>>>>>
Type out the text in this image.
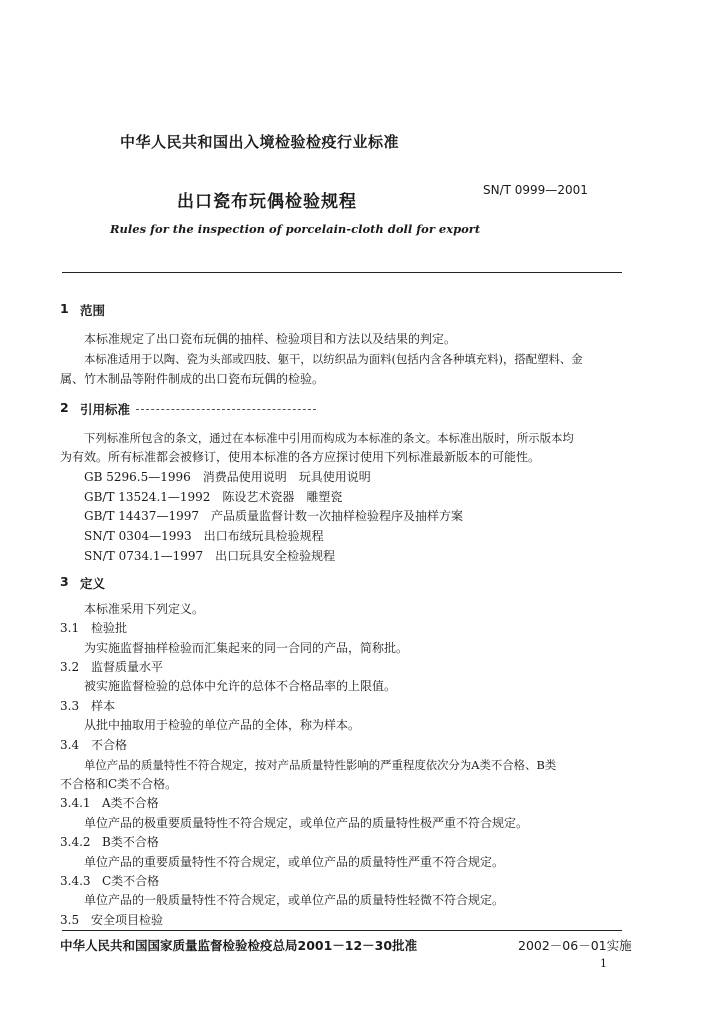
中华人民共和国出入境检验检疫行业标准
出口瓷布玩偶检验规程
SN/T 0999—2001
Rules for the inspection of porcelain-cloth doll for export
1 范围
本标准规定了出口瓷布玩偶的抽样、检验项目和方法以及结果的判定。
本标准适用于以陶、瓷为头部或四肢、躯干，以纺织品为面料(包括内含各种填充料)，搭配塑料、金
属、竹木制品等附件制成的出口瓷布玩偶的检验。
2 引用标准
下列标准所包含的条文，通过在本标准中引用而构成为本标准的条文。本标准出版时，所示版本均
为有效。所有标准都会被修订，使用本标准的各方应探讨使用下列标准最新版本的可能性。
GB 5296.5—1996　消费品使用说明　玩具使用说明
GB/T 13524.1—1992　陈设艺术瓷器　雕塑瓷
GB/T 14437—1997　产品质量监督计数一次抽样检验程序及抽样方案
SN/T 0304—1993　出口布绒玩具检验规程
SN/T 0734.1—1997　出口玩具安全检验规程
3 定义
本标准采用下列定义。
3.1 检验批
为实施监督抽样检验而汇集起来的同一合同的产品，简称批。
3.2 监督质量水平
被实施监督检验的总体中允许的总体不合格品率的上限值。
3.3 样本
从批中抽取用于检验的单位产品的全体，称为样本。
3.4 不合格
单位产品的质量特性不符合规定，按对产品质量特性影响的严重程度依次分为A类不合格、B类
不合格和C类不合格。
3.4.1 A类不合格
单位产品的极重要质量特性不符合规定，或单位产品的质量特性极严重不符合规定。
3.4.2 B类不合格
单位产品的重要质量特性不符合规定，或单位产品的质量特性严重不符合规定。
3.4.3 C类不合格
单位产品的一般质量特性不符合规定，或单位产品的质量特性轻微不符合规定。
3.5 安全项目检验
中华人民共和国国家质量监督检验检疫总局2001－12－30批准	2002－06－01实施
1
<<<<<
THE PROBLEM:
All of the records above must be copied exactly, except for the pictures.

EXERCISE SOLUTION:
Type out the text in this image.
中华人民共和国出入境检验检疫行业标准
出口瓷布玩偶检验规程
SN/T 0999—2001
Rules for the inspection of porcelain-cloth doll for export
1 范围
本标准规定了出口瓷布玩偶的抽样、检验项目和方法以及结果的判定。
本标准适用于以陶、瓷为头部或四肢、躯干，以纺织品为面料(包括内含各种填充料)，搭配塑料、金
属、竹木制品等附件制成的出口瓷布玩偶的检验。
2 引用标准
下列标准所包含的条文，通过在本标准中引用而构成为本标准的条文。本标准出版时，所示版本均
为有效。所有标准都会被修订，使用本标准的各方应探讨使用下列标准最新版本的可能性。
GB 5296.5—1996　消费品使用说明　玩具使用说明
GB/T 13524.1—1992　陈设艺术瓷器　雕塑瓷
GB/T 14437—1997　产品质量监督计数一次抽样检验程序及抽样方案
SN/T 0304—1993　出口布绒玩具检验规程
SN/T 0734.1—1997　出口玩具安全检验规程
3 定义
本标准采用下列定义。
3.1 检验批
为实施监督抽样检验而汇集起来的同一合同的产品，简称批。
3.2 监督质量水平
被实施监督检验的总体中允许的总体不合格品率的上限值。
3.3 样本
从批中抽取用于检验的单位产品的全体，称为样本。
3.4 不合格
单位产品的质量特性不符合规定，按对产品质量特性影响的严重程度依次分为A类不合格、B类
不合格和C类不合格。
3.4.1 A类不合格
单位产品的极重要质量特性不符合规定，或单位产品的质量特性极严重不符合规定。
3.4.2 B类不合格
单位产品的重要质量特性不符合规定，或单位产品的质量特性严重不符合规定。
3.4.3 C类不合格
单位产品的一般质量特性不符合规定，或单位产品的质量特性轻微不符合规定。
3.5 安全项目检验
中华人民共和国国家质量监督检验检疫总局2001－12－30批准	2002－06－01实施
1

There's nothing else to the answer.